• [Extracted information]

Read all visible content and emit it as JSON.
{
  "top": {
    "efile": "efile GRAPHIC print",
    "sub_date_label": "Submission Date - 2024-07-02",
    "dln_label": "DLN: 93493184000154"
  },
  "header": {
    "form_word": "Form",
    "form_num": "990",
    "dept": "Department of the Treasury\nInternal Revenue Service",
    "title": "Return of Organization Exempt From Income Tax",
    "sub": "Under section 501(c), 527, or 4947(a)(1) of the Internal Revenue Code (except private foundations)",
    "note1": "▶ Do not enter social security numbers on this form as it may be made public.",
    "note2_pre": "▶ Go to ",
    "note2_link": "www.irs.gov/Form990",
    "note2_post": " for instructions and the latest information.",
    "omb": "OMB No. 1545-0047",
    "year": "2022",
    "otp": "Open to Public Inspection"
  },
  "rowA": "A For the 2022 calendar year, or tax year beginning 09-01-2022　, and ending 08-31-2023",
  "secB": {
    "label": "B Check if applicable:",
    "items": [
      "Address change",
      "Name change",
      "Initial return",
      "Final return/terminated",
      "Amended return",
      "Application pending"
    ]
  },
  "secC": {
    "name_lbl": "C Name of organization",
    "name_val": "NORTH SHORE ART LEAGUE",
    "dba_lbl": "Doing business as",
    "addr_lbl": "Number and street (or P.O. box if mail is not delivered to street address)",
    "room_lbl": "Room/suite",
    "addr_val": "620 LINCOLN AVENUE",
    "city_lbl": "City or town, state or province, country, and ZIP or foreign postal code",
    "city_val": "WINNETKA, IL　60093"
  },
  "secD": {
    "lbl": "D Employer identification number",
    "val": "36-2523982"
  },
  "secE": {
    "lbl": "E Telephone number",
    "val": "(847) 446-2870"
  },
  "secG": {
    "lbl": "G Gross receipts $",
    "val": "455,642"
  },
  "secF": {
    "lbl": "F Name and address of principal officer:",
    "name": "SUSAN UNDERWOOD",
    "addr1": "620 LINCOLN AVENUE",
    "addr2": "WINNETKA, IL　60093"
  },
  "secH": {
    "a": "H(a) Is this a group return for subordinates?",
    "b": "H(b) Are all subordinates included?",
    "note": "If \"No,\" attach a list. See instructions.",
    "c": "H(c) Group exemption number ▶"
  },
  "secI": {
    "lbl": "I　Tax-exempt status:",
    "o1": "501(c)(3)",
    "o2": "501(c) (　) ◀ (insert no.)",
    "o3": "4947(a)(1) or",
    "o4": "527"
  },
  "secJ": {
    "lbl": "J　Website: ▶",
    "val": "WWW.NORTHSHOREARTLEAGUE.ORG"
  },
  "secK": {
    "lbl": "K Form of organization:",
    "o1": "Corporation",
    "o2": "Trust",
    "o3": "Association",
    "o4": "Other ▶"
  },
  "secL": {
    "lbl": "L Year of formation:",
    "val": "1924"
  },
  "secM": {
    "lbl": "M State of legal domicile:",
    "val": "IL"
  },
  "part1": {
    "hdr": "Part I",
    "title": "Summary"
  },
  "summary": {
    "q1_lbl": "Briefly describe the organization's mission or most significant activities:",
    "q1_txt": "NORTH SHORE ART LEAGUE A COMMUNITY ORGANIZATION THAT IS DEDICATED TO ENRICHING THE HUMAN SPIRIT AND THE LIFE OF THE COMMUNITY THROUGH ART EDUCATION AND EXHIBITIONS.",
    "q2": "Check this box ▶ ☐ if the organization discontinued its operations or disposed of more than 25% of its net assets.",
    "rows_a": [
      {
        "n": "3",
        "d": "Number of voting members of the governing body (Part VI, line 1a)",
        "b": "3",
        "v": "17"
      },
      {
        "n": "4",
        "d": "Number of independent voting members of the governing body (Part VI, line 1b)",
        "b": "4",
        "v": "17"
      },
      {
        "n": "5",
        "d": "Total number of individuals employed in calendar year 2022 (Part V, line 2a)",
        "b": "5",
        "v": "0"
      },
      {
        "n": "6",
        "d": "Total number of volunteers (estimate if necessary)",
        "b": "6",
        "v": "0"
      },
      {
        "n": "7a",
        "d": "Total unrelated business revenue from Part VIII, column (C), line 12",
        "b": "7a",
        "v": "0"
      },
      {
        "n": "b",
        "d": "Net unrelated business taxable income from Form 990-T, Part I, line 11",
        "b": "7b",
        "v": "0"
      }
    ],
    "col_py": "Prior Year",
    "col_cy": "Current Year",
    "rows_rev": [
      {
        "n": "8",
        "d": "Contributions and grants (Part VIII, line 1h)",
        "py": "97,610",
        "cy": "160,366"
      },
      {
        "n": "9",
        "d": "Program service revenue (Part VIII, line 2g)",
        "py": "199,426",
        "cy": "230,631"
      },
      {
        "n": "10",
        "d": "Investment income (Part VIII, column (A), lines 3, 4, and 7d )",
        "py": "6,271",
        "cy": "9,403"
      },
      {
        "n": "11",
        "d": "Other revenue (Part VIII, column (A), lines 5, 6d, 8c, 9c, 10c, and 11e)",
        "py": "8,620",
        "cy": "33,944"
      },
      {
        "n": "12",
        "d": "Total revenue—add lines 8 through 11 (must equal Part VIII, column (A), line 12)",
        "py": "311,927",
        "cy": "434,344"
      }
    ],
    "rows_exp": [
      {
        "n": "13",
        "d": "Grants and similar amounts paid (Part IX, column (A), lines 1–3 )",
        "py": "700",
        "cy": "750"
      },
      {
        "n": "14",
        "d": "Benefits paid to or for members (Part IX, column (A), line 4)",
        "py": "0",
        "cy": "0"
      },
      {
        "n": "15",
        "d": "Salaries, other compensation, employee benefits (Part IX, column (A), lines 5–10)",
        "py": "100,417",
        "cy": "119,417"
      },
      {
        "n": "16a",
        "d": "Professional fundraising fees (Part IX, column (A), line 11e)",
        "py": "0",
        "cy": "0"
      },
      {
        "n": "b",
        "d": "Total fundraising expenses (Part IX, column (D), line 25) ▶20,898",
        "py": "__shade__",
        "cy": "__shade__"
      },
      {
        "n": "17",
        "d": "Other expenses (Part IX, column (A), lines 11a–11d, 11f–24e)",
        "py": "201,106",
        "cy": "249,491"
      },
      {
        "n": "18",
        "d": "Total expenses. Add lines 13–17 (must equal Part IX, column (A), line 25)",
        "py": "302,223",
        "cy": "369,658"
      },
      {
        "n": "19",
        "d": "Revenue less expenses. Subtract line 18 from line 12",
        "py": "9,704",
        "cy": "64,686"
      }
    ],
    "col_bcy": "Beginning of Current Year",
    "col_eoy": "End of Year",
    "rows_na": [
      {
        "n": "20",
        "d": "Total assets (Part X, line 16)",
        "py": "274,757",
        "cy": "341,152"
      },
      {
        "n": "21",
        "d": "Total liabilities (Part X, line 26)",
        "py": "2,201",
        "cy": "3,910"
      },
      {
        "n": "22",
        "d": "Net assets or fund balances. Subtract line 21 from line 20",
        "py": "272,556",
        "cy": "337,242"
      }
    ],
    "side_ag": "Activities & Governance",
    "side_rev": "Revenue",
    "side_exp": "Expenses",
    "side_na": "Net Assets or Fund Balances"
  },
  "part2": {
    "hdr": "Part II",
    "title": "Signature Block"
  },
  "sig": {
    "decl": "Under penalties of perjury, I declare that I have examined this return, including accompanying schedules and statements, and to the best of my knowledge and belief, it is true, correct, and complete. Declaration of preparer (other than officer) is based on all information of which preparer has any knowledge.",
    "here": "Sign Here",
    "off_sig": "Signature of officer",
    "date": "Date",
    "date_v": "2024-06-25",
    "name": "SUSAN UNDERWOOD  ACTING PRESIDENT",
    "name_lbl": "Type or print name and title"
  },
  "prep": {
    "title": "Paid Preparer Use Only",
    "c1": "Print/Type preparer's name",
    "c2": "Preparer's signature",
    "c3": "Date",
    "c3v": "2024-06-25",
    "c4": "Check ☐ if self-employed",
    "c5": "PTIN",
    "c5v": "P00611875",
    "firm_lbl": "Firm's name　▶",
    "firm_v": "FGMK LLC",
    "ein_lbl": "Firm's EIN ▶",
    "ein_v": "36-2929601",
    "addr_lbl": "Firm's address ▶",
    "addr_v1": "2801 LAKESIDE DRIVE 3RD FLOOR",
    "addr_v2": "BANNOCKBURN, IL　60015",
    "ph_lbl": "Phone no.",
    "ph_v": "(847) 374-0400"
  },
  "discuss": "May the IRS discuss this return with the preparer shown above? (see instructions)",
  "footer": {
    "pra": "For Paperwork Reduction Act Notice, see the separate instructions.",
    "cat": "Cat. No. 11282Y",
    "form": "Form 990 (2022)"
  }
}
--
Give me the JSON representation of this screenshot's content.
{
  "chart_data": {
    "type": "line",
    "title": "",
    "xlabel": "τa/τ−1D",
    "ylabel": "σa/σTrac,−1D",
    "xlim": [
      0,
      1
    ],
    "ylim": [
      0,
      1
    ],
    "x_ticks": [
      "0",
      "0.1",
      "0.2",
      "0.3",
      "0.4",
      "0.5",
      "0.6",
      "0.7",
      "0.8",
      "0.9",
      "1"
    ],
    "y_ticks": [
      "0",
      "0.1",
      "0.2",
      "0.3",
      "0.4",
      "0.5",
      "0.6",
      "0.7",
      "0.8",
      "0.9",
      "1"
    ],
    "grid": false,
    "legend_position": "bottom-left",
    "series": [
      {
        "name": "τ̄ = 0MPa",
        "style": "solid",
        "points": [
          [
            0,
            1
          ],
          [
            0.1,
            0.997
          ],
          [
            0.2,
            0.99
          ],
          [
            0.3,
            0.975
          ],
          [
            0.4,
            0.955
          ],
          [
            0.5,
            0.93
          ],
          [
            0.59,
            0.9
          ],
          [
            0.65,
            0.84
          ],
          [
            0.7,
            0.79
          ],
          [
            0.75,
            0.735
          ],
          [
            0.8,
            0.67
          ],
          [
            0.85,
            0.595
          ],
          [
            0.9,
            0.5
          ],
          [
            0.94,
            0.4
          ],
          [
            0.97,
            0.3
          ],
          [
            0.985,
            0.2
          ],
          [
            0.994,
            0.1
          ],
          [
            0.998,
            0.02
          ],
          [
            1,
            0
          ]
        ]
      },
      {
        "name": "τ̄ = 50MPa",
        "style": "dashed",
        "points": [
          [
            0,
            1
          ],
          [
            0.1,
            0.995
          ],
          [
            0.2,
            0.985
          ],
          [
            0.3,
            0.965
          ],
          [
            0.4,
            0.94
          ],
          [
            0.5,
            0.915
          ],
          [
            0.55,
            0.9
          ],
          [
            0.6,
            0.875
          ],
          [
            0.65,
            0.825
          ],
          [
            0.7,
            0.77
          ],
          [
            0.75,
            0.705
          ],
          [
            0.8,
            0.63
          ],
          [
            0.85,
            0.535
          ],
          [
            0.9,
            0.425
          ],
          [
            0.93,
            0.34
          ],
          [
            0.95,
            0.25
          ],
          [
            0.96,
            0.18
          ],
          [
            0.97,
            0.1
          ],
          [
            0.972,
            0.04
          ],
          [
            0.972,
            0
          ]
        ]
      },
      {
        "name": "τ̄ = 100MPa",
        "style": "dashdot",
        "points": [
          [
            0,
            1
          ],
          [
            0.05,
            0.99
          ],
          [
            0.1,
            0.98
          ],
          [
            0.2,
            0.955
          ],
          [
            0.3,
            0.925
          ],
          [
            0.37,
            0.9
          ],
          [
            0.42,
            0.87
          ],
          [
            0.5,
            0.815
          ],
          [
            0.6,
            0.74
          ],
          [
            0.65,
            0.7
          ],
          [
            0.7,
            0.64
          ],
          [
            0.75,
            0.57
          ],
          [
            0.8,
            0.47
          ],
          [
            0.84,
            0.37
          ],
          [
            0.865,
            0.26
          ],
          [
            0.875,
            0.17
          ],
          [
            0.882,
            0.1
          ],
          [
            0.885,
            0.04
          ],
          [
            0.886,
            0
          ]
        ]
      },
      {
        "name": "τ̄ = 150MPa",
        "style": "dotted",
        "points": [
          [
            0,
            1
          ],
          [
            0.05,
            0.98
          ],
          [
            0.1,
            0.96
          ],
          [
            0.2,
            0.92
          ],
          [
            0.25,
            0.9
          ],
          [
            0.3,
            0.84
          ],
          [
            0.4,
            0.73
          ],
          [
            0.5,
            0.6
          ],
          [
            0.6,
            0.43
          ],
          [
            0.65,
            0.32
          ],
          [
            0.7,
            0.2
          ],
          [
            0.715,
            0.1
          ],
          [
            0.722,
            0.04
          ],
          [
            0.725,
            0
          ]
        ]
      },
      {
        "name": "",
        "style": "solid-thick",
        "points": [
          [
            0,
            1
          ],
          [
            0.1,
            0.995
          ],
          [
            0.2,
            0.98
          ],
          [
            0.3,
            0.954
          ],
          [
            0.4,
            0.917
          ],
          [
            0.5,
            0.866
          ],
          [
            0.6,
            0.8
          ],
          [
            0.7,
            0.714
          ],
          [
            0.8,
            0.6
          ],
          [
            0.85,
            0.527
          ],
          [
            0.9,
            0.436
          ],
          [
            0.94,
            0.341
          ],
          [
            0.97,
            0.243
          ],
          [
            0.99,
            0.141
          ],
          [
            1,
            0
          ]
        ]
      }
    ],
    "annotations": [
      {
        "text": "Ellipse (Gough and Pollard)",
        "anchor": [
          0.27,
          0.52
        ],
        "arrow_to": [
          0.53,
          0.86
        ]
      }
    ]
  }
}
==
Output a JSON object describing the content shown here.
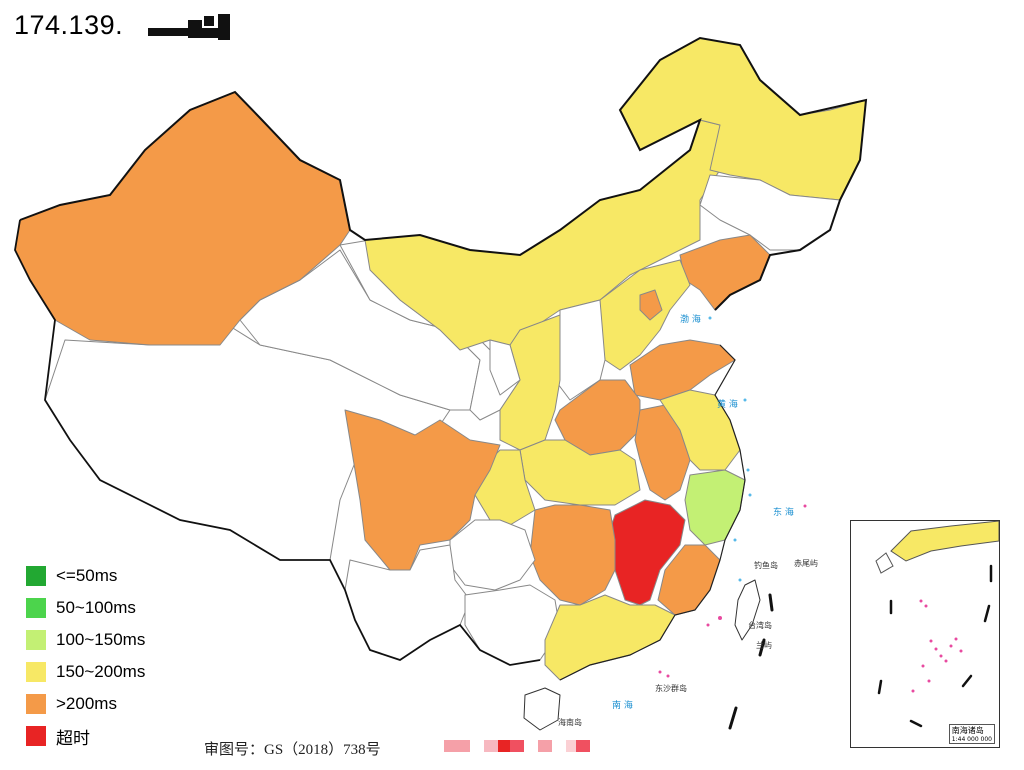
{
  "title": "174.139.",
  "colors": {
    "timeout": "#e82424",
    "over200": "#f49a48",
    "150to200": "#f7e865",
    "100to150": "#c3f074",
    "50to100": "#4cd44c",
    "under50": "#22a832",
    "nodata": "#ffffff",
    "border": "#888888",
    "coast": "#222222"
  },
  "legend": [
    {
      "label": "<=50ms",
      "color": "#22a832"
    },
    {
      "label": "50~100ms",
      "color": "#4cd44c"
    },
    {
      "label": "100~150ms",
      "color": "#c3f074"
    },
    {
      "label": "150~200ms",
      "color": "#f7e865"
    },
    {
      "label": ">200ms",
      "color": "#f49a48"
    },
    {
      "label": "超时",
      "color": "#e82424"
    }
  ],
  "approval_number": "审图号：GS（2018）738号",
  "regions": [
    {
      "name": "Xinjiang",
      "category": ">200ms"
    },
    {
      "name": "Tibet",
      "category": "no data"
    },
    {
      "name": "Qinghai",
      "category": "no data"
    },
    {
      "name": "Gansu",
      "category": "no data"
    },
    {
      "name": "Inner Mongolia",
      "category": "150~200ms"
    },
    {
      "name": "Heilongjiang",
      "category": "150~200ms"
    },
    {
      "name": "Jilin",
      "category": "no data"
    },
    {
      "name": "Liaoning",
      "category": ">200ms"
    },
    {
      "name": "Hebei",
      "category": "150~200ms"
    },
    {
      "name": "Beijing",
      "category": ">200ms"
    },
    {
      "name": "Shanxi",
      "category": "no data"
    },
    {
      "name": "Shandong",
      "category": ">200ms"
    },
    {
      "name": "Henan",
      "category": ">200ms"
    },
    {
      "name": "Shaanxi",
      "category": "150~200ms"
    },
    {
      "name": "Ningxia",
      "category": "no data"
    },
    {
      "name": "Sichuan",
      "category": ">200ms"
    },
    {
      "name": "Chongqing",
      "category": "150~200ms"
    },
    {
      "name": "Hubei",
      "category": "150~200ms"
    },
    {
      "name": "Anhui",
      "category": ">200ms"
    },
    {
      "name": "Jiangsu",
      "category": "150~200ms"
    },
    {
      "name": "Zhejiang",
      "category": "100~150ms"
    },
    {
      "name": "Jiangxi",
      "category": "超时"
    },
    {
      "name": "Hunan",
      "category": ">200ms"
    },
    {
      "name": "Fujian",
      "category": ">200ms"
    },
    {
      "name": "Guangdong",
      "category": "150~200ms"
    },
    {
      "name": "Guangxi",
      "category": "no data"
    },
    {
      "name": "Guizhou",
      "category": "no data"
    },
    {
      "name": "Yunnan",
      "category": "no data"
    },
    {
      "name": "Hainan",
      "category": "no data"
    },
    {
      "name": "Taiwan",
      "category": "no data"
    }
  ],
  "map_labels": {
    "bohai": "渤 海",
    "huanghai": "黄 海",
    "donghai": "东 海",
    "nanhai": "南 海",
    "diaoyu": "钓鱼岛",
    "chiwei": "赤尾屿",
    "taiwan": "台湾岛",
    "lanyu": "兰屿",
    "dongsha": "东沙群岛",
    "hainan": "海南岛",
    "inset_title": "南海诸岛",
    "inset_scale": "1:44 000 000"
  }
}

• [Written instruction] In the listing, find each line with the string "SUSAN" and copy it.

• [Solution for this task]
    "name": "SUSAN UNDERWOOD",
    "name": "SUSAN UNDERWOOD  ACTING PRESIDENT",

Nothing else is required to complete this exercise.